_Selected excerpt_.
----------------------------------------

- Interactive map of the 10, Janpath area

General information
- Location: Janpath, New Delhi, India
- Coordinates: 28°36′32″N 77°13′08″E﻿ / ﻿28.608926987866653°N 77.2189498691643°E
- Current tenants: Sonia Gandhi (since 1989); Rahul Gandhi (since 2023);

= 10, Janpath =

Government residence in New Delhi

10, Janpath is a public-owned house on Janpath, New Delhi. Currently, it serves as the residence of Sonia Gandhi, who has lived there since 1989, and her son Rahul Gandhi, who lived at 12, Tughlak Lane until April 2023.

==History==
The house was the residence of India's second prime minister, Lal Bahadur Shastri (1964–1966) who succeeded Jawaharlal Nehru in the 1960s and where his body lay in state on 11 January 1966. Presently, a biographical museum, Lal Bahadur Shastri Memorial is situated at 1, Motilal Nehru Place, adjacent to the complex.

----------------------------------------

_Problem requirements_. In the text on 10, Janpath, write out the part from "Government residence in" up to and including "until April 2023." again, changing "public-owned" to "government-owned".

----------------------------------------

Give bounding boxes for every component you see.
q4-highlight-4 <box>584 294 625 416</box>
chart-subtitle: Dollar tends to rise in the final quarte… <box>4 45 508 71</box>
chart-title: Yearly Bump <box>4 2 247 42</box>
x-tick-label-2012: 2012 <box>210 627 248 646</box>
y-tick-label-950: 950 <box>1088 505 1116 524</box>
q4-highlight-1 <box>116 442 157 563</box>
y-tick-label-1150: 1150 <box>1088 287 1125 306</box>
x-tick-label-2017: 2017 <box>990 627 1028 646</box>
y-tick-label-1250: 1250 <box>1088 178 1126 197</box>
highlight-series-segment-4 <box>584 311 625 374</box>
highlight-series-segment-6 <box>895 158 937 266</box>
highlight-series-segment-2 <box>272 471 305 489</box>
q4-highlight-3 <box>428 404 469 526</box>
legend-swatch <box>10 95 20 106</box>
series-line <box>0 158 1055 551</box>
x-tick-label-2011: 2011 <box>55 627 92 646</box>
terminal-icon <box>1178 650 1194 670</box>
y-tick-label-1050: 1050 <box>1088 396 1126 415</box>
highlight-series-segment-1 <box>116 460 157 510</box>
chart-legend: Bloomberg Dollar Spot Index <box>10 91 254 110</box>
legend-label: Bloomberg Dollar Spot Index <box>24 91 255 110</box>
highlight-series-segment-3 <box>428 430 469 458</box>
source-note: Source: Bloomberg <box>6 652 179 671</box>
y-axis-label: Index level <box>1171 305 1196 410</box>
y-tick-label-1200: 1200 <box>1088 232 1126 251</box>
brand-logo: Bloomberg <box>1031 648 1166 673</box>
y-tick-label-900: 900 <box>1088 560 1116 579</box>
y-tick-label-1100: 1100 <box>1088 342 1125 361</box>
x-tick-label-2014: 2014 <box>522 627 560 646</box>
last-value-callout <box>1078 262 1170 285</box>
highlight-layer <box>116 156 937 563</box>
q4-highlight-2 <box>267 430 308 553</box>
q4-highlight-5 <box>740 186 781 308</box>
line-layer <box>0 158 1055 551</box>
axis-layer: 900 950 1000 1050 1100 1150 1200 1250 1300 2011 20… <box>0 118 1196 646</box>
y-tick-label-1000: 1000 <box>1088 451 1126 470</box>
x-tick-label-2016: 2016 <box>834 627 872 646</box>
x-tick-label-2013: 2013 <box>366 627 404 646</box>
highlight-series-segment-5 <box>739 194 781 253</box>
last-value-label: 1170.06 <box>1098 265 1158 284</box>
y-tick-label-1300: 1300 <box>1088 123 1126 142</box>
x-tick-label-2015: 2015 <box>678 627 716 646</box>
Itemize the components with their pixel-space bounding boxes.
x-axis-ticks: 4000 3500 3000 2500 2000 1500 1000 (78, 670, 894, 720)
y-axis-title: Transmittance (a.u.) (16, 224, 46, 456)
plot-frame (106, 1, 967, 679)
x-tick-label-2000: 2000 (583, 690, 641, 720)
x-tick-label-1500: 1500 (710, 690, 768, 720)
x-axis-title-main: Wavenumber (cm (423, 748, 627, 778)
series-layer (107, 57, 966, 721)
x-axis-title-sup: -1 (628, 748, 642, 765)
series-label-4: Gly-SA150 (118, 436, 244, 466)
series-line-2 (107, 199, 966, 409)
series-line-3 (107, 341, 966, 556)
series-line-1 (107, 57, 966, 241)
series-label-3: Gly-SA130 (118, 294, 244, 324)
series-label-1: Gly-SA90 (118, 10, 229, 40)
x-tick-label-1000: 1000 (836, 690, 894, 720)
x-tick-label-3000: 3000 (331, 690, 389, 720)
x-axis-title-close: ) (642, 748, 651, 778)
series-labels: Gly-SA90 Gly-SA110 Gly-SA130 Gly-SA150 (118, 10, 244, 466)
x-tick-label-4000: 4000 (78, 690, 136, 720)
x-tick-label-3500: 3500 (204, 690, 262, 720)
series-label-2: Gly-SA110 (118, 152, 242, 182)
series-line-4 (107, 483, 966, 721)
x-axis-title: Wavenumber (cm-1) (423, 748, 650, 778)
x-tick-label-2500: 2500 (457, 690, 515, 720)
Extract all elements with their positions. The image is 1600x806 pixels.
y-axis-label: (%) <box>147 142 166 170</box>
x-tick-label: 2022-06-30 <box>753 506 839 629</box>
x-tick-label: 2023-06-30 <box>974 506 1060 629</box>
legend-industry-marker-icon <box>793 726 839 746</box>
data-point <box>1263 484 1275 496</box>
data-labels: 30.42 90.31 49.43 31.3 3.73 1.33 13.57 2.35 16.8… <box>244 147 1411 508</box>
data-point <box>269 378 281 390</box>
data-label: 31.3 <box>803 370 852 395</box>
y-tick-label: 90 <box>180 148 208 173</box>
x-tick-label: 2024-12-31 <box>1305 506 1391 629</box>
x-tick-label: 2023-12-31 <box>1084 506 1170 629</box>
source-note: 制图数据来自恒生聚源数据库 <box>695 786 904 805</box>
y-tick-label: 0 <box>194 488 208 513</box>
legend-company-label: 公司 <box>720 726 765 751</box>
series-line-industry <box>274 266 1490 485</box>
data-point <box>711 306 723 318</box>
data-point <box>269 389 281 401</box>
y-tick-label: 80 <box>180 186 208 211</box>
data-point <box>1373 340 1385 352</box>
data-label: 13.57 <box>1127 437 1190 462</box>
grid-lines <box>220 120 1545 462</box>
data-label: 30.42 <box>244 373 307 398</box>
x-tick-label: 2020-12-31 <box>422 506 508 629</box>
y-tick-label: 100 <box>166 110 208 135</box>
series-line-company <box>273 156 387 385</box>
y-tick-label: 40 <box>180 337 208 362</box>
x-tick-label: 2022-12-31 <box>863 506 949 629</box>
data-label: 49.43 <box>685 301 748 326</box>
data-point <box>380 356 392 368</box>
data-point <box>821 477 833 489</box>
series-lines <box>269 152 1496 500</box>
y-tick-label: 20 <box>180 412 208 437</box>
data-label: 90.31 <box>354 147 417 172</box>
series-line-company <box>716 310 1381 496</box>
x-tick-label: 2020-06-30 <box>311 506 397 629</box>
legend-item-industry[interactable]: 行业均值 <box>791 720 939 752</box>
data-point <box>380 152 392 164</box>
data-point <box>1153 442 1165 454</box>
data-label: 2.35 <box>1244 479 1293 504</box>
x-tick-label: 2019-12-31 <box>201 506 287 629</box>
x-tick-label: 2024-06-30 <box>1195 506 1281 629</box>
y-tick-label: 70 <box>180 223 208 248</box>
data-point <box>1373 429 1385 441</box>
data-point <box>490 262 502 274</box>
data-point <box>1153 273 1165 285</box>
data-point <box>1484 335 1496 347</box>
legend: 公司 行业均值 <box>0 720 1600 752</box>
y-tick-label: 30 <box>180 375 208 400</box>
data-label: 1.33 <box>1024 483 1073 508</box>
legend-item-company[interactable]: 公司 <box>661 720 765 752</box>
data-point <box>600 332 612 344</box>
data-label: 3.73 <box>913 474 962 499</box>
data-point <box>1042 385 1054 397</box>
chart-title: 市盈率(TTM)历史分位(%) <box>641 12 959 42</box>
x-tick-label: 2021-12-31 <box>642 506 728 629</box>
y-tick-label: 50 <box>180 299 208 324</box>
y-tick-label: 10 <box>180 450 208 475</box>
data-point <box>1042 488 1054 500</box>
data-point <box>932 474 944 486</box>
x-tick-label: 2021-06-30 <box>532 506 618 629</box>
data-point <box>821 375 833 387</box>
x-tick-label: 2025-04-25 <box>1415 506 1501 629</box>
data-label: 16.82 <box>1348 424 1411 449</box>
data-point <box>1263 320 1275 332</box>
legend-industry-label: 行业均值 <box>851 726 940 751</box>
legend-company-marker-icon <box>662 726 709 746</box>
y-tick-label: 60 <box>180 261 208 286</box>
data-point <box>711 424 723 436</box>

----------------------------------------

_Result below_.
Government residence in New Delhi

10, Janpath is a government-owned house on Janpath, New Delhi. Currently, it serves as the residence of Sonia Gandhi, who has lived there since 1989, and her son Rahul Gandhi, who lived at 12, Tughlak Lane until April 2023.